WHAT IS NEEDED: Determine the number of lines that have the string "gedeactiveerd" in them, and give only that number.

LISTING:
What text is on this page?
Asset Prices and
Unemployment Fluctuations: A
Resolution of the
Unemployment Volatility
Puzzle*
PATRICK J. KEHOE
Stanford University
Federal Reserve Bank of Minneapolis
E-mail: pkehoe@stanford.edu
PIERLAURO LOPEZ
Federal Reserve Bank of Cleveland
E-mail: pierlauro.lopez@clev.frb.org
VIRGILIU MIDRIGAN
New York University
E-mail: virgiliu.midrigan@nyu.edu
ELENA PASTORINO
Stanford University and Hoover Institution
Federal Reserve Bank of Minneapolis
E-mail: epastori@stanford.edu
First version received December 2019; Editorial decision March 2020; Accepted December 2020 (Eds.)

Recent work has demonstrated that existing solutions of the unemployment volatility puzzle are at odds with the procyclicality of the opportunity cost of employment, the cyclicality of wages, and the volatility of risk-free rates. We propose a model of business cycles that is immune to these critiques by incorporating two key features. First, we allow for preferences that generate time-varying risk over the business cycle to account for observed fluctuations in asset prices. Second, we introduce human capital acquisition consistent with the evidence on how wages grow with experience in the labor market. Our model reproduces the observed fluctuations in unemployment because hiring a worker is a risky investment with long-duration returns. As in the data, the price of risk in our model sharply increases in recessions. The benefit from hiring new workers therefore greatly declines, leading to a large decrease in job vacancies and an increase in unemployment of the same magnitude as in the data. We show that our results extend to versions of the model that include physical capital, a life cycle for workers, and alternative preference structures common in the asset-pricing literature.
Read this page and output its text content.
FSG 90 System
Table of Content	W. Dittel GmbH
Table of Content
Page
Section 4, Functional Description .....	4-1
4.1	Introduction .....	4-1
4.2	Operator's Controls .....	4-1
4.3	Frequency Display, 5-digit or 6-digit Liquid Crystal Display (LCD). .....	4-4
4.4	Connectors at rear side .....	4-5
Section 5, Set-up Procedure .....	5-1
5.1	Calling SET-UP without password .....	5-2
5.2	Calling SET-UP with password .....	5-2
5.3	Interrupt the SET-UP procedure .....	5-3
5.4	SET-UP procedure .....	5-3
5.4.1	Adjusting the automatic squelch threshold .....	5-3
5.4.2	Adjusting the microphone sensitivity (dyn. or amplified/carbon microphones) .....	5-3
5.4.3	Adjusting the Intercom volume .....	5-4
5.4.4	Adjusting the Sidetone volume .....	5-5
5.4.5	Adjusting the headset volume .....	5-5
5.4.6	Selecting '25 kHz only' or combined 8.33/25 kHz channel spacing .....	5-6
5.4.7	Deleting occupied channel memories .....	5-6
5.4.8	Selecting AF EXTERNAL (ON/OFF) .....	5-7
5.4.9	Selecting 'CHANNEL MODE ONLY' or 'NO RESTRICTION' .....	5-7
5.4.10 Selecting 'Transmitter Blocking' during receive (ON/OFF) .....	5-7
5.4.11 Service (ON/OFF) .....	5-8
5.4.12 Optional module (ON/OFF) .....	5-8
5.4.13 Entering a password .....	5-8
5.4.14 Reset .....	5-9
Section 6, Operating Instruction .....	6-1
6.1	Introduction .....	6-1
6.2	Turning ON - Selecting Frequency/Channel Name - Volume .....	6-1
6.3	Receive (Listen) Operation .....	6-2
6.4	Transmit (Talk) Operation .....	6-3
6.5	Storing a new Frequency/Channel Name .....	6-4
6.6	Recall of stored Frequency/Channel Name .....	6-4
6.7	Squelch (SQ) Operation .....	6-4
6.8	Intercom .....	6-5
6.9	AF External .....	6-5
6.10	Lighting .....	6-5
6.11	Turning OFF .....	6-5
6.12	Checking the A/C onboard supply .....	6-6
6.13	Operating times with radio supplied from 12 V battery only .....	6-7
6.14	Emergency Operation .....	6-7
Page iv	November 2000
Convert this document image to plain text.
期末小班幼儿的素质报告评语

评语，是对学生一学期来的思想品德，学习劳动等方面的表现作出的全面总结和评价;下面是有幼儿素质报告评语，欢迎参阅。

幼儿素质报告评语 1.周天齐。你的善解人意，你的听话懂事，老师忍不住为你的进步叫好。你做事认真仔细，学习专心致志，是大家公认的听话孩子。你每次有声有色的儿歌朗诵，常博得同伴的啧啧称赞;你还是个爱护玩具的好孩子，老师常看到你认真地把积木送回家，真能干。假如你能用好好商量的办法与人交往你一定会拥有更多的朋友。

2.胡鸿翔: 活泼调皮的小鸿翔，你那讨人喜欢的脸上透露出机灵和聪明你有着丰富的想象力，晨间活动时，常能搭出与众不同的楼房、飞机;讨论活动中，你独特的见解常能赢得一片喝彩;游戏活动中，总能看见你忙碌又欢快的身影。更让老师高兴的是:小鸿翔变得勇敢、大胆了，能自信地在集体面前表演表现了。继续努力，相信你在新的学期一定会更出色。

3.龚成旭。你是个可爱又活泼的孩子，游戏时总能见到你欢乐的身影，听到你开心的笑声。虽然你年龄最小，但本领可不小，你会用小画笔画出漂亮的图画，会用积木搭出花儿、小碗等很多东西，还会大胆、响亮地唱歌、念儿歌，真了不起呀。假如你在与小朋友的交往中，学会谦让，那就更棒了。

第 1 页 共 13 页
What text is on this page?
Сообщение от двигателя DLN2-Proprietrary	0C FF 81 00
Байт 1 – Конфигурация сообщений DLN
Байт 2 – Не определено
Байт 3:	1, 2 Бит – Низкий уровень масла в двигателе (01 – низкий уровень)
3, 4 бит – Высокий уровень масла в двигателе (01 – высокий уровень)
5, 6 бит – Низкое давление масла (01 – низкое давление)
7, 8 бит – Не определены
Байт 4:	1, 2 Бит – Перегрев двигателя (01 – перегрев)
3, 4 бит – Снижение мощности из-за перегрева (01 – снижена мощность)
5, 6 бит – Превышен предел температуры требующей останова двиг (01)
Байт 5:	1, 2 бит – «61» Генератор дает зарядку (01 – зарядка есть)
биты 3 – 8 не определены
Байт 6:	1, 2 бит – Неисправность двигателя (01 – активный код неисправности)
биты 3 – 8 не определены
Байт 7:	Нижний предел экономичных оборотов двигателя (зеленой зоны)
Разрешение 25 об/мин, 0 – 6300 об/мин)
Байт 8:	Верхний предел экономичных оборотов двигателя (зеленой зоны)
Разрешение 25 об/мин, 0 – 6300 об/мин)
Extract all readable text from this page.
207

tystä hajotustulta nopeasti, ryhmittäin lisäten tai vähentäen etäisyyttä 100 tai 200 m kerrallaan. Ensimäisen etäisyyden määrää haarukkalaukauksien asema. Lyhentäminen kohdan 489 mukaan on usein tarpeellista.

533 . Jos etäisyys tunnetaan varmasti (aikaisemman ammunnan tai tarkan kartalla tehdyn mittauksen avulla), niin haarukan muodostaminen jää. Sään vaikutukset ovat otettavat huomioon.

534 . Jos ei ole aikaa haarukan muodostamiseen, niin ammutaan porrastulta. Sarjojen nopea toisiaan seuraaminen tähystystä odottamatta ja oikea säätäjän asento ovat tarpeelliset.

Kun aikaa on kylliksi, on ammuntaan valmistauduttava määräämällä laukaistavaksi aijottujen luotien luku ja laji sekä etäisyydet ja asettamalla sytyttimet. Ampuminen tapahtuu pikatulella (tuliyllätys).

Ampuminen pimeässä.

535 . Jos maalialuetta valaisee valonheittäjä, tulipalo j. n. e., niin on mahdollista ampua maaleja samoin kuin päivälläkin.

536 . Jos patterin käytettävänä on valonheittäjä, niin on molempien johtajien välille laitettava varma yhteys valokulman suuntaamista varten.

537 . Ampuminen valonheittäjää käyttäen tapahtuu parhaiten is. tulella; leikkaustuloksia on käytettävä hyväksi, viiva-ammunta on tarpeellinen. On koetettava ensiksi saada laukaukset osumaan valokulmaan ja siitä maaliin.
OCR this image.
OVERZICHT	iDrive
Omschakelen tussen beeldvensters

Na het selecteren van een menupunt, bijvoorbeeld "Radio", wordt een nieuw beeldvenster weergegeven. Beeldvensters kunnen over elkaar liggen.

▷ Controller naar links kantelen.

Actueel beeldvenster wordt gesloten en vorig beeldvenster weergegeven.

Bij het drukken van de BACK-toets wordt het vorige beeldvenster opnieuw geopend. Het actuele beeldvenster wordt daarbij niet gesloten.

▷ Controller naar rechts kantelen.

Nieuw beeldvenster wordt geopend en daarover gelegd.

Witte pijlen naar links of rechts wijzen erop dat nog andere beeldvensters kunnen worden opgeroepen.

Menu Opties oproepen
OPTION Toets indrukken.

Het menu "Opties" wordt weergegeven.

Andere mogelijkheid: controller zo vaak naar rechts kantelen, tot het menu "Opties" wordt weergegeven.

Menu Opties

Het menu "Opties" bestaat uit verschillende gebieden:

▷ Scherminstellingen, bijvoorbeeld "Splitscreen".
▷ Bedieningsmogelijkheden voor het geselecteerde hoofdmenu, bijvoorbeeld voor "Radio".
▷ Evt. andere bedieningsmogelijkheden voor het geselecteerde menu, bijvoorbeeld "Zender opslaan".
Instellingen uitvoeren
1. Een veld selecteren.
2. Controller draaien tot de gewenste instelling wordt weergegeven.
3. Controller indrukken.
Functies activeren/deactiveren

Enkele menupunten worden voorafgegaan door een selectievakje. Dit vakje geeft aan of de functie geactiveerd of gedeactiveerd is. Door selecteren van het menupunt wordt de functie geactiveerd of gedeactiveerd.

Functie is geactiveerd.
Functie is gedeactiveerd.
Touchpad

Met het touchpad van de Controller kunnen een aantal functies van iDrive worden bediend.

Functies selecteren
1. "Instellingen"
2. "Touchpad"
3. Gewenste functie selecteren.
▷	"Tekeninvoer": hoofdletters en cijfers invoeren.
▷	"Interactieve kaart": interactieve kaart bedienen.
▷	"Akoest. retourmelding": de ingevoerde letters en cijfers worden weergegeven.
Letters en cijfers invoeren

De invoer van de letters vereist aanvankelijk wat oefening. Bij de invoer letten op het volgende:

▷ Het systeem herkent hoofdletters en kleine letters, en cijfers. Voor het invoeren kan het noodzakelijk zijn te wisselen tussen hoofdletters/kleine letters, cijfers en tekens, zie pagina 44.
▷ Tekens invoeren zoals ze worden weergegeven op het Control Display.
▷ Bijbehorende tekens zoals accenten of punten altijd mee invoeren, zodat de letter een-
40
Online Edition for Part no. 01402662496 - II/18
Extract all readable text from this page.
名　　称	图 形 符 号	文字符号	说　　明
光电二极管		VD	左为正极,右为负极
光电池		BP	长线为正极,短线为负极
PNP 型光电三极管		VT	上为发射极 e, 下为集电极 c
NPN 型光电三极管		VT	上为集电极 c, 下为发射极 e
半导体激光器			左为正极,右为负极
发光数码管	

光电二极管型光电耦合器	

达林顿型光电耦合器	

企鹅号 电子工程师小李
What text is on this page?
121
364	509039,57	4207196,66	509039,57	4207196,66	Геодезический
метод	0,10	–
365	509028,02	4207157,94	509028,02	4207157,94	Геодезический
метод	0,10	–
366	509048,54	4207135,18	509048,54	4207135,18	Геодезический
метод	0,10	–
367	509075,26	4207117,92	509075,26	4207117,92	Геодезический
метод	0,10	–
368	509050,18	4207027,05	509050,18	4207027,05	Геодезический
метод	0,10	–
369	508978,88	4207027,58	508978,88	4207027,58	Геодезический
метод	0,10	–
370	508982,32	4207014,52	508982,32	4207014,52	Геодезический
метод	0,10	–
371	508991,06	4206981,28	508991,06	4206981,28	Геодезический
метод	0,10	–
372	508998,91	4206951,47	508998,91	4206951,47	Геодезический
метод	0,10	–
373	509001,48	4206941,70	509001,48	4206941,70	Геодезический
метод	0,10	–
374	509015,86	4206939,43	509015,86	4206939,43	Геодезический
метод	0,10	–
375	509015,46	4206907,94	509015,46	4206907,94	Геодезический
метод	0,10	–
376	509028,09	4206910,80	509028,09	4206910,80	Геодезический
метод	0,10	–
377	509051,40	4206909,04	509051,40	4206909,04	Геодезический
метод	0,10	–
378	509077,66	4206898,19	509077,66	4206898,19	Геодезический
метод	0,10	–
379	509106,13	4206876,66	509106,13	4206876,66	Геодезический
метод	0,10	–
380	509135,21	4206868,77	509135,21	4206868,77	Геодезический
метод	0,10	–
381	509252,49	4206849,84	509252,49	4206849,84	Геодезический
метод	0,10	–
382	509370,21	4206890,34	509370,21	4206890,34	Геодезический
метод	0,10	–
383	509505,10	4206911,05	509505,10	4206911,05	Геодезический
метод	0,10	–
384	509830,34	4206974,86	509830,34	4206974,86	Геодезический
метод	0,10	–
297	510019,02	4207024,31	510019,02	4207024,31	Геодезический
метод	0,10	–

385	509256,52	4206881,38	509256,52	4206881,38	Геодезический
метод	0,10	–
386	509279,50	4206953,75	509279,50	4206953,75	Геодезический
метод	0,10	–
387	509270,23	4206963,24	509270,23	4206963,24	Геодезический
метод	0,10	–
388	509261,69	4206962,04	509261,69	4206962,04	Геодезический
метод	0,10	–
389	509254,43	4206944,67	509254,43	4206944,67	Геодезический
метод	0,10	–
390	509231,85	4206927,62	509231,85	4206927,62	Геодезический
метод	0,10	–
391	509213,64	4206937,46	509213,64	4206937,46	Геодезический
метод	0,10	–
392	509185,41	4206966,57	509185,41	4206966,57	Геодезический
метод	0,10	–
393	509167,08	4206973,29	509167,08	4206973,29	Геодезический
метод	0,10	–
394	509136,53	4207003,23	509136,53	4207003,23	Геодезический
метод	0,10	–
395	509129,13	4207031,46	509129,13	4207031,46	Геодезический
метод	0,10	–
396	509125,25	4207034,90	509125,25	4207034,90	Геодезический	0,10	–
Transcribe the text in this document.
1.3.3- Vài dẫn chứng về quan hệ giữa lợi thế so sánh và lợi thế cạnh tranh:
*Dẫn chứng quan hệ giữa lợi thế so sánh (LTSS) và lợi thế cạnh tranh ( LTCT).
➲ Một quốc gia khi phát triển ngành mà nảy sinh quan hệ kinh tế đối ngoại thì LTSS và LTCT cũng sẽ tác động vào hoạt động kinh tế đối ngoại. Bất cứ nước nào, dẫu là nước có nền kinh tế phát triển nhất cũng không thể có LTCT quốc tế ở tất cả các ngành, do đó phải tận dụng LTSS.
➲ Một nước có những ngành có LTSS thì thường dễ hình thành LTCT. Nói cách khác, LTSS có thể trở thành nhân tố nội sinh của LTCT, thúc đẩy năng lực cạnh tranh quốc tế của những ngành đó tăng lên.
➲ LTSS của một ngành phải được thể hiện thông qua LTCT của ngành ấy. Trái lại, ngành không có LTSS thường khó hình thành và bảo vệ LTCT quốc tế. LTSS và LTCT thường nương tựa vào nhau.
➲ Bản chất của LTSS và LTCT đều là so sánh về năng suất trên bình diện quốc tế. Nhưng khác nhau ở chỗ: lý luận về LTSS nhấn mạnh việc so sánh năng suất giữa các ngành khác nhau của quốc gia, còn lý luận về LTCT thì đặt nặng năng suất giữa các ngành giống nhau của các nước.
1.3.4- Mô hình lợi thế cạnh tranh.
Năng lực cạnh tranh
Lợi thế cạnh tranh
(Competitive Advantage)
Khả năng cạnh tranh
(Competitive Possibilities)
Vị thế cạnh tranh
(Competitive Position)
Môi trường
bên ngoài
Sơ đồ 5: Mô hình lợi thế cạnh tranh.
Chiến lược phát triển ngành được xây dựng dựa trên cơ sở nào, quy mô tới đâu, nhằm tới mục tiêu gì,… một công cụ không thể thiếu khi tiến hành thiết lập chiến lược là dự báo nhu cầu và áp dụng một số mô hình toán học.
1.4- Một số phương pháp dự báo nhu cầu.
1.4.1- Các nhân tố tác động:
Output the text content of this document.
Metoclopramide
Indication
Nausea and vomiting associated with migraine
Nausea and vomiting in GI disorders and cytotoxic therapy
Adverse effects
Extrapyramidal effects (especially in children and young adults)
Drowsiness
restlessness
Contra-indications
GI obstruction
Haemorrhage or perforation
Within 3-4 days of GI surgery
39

THE SOLUTION: 2